▶ [Dataset excerpt]
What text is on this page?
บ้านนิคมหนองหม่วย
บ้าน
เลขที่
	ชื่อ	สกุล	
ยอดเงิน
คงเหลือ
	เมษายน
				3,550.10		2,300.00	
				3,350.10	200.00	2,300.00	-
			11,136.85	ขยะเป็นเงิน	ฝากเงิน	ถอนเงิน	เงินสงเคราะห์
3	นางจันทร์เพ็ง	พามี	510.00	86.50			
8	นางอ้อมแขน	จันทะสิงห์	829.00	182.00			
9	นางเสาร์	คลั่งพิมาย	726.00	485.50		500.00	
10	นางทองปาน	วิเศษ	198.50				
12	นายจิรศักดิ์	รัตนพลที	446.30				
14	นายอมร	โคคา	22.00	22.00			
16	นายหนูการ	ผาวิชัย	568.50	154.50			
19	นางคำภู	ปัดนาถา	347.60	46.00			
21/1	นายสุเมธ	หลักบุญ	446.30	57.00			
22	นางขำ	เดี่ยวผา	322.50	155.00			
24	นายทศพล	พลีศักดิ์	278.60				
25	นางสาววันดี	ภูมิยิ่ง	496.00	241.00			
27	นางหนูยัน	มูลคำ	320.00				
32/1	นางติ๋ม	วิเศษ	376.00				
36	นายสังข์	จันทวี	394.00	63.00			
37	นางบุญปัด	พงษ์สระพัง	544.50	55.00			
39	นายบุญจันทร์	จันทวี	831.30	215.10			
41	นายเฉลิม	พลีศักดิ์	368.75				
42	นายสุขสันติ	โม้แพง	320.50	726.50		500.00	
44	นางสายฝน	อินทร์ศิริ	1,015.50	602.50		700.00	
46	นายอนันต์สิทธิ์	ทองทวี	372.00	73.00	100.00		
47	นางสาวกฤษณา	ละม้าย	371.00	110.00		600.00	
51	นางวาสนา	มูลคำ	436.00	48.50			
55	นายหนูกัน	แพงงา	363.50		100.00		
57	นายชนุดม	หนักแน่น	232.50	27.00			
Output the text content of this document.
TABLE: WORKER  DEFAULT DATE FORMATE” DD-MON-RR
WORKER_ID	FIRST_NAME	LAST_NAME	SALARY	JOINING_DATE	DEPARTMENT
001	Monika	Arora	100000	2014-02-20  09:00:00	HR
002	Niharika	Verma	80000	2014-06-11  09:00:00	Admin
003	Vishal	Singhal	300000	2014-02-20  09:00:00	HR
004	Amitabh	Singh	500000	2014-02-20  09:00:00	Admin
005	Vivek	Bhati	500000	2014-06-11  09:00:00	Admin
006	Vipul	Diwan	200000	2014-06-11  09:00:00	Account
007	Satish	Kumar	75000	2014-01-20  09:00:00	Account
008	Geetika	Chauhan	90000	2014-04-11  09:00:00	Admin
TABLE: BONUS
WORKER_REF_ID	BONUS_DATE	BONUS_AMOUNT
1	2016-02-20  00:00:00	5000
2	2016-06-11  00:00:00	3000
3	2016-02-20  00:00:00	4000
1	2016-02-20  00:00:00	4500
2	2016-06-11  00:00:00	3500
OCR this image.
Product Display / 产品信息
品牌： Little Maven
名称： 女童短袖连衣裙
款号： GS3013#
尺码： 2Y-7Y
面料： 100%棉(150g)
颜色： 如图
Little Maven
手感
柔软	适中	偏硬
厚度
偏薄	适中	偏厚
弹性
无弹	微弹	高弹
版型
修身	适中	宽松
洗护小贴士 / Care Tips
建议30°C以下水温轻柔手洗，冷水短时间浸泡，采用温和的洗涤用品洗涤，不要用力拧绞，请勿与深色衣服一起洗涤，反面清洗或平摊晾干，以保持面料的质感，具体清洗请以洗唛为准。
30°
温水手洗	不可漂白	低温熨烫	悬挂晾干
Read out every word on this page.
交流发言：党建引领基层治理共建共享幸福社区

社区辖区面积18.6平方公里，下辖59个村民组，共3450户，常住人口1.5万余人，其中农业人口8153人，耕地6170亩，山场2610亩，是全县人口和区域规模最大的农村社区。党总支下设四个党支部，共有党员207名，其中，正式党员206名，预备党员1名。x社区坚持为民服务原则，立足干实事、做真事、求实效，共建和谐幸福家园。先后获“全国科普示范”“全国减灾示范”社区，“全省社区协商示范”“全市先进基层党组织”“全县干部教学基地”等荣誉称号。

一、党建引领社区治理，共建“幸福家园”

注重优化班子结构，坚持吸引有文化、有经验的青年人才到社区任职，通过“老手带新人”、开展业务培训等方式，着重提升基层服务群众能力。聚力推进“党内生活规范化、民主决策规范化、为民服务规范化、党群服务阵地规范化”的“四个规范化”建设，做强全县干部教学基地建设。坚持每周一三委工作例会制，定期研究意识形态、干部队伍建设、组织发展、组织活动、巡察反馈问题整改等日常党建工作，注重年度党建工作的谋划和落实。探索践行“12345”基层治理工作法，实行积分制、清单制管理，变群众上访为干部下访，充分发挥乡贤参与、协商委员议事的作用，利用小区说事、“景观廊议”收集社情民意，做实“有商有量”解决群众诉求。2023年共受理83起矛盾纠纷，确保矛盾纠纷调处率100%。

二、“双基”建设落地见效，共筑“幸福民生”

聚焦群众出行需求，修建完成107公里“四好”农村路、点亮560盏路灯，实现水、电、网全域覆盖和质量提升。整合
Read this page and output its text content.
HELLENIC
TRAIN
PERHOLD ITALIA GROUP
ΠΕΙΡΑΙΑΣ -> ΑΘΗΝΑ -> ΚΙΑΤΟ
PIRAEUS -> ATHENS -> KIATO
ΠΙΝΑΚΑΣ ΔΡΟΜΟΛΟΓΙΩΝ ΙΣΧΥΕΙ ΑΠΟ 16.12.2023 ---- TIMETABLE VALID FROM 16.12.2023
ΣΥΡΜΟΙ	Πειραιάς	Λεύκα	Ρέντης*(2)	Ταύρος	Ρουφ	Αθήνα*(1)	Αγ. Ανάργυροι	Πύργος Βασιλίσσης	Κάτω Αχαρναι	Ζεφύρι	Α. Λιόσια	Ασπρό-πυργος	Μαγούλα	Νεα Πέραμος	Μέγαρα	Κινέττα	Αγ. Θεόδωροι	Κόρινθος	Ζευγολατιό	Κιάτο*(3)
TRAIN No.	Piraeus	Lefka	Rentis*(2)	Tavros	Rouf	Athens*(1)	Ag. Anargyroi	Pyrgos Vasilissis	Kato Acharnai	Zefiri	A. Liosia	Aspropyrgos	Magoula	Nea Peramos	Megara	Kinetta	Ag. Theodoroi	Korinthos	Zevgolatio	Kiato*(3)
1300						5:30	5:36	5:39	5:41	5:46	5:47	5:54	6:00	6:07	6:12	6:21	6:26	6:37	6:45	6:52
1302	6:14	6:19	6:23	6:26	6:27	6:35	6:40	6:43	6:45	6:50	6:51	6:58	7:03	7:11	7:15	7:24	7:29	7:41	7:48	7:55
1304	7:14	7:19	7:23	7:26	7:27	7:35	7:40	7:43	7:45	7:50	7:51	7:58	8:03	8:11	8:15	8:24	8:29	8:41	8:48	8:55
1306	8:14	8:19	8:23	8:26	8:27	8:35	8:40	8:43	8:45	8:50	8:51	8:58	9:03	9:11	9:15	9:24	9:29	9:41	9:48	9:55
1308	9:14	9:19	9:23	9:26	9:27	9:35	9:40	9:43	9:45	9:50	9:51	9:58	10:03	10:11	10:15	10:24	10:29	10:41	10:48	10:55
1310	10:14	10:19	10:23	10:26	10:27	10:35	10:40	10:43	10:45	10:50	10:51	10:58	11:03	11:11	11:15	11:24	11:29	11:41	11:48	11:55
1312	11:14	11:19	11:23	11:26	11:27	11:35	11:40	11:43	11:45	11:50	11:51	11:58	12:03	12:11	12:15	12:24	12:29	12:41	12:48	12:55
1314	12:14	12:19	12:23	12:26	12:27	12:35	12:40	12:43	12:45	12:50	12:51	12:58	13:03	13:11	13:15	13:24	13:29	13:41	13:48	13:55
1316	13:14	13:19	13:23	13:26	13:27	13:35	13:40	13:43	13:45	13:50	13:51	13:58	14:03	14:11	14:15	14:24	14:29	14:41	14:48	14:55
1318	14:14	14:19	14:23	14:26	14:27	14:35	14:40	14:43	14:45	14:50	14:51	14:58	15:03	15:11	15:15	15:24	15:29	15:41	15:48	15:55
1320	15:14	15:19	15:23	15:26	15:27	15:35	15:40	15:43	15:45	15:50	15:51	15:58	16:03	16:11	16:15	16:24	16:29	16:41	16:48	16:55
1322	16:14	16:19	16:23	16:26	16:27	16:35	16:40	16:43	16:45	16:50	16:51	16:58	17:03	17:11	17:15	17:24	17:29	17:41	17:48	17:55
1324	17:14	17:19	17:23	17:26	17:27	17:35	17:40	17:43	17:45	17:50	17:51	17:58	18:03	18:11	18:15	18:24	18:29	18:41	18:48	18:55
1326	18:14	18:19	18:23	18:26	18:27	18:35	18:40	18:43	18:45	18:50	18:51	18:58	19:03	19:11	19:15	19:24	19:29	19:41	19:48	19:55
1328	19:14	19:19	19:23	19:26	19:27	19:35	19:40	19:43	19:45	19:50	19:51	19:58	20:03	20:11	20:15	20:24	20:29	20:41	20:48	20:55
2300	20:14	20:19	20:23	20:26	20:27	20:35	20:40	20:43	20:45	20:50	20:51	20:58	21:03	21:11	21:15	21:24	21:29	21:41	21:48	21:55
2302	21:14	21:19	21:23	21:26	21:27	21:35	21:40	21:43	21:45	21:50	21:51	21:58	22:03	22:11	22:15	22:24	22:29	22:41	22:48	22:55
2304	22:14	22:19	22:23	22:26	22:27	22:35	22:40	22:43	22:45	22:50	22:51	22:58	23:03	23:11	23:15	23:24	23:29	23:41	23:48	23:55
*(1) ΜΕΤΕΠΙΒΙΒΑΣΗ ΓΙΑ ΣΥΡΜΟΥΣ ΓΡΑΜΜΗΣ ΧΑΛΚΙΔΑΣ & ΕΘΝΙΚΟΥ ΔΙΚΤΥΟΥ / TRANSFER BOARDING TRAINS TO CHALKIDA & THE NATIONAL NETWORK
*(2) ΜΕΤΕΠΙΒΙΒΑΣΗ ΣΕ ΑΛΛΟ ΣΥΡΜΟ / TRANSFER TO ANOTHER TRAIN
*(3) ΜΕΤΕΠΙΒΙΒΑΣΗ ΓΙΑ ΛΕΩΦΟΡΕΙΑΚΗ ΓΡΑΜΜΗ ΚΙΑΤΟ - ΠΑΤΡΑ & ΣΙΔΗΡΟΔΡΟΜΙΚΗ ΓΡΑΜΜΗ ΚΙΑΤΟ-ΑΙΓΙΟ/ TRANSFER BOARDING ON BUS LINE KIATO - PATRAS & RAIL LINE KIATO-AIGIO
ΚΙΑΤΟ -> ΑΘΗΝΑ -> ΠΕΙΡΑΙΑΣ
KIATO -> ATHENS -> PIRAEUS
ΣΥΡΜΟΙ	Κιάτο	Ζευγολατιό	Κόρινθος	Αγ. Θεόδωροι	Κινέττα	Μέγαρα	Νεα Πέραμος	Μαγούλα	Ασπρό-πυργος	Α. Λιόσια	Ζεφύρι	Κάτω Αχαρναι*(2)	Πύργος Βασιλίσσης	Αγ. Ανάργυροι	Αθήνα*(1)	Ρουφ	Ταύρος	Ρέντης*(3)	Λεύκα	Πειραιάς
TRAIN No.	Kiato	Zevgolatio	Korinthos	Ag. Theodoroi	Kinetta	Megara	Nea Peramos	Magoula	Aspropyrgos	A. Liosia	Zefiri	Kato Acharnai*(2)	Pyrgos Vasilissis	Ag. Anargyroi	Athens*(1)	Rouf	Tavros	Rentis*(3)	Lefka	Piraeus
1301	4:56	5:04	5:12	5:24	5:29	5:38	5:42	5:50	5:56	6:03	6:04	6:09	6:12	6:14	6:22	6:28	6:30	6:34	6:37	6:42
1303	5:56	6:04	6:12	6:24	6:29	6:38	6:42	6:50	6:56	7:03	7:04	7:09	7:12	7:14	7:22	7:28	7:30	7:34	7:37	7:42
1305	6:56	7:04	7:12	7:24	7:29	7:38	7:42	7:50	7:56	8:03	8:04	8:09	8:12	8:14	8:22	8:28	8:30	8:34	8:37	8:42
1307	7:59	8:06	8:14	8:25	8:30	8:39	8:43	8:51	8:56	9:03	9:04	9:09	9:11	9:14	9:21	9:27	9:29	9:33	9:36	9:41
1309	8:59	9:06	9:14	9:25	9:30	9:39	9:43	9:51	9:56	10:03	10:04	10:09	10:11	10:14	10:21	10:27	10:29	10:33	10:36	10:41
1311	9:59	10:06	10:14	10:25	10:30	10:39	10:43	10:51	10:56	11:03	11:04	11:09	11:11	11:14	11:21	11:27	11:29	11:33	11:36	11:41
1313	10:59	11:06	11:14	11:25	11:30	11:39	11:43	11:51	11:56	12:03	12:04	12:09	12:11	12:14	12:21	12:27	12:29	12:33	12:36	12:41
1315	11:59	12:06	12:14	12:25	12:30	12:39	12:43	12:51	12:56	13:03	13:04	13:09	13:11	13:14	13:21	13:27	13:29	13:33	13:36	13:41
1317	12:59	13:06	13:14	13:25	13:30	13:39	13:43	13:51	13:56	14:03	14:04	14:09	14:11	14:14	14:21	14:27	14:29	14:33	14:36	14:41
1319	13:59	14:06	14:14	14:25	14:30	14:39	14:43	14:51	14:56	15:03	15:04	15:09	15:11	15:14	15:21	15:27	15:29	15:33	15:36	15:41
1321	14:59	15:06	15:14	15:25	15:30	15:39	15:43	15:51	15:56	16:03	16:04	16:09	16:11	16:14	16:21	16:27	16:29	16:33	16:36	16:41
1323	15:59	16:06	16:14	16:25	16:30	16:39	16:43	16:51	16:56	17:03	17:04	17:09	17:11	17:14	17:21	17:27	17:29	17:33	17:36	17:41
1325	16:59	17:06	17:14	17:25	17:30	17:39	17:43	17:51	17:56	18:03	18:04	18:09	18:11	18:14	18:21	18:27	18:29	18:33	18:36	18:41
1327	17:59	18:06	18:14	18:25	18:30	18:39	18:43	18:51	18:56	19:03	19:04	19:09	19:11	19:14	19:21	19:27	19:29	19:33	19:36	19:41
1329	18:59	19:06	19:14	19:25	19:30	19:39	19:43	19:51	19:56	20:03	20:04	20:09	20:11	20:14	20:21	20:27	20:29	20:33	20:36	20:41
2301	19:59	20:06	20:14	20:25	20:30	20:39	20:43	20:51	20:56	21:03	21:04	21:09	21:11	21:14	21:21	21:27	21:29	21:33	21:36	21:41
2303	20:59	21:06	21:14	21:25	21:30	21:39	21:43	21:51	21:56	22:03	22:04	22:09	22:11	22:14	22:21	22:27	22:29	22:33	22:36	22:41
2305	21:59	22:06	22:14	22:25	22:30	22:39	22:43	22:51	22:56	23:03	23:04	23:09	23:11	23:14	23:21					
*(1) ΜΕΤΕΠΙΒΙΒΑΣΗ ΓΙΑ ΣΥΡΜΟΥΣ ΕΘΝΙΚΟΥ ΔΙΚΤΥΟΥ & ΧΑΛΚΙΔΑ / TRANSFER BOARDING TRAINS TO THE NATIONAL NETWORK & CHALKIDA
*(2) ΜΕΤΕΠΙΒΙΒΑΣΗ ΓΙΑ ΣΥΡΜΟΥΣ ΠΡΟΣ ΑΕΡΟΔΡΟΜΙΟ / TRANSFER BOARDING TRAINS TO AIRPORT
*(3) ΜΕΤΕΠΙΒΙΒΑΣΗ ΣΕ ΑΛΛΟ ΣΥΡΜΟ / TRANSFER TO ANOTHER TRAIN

▶ [Problem details] Show the lines of the records that include the string "CHALKIDA".

▶ [Task response]
*(1) ΜΕΤΕΠΙΒΙΒΑΣΗ ΓΙΑ ΣΥΡΜΟΥΣ ΓΡΑΜΜΗΣ ΧΑΛΚΙΔΑΣ & ΕΘΝΙΚΟΥ ΔΙΚΤΥΟΥ / TRANSFER BOARDING TRAINS TO CHALKIDA & THE NATIONAL NETWORK
*(1) ΜΕΤΕΠΙΒΙΒΑΣΗ ΓΙΑ ΣΥΡΜΟΥΣ ΕΘΝΙΚΟΥ ΔΙΚΤΥΟΥ & ΧΑΛΚΙΔΑ / TRANSFER BOARDING TRAINS TO THE NATIONAL NETWORK & CHALKIDA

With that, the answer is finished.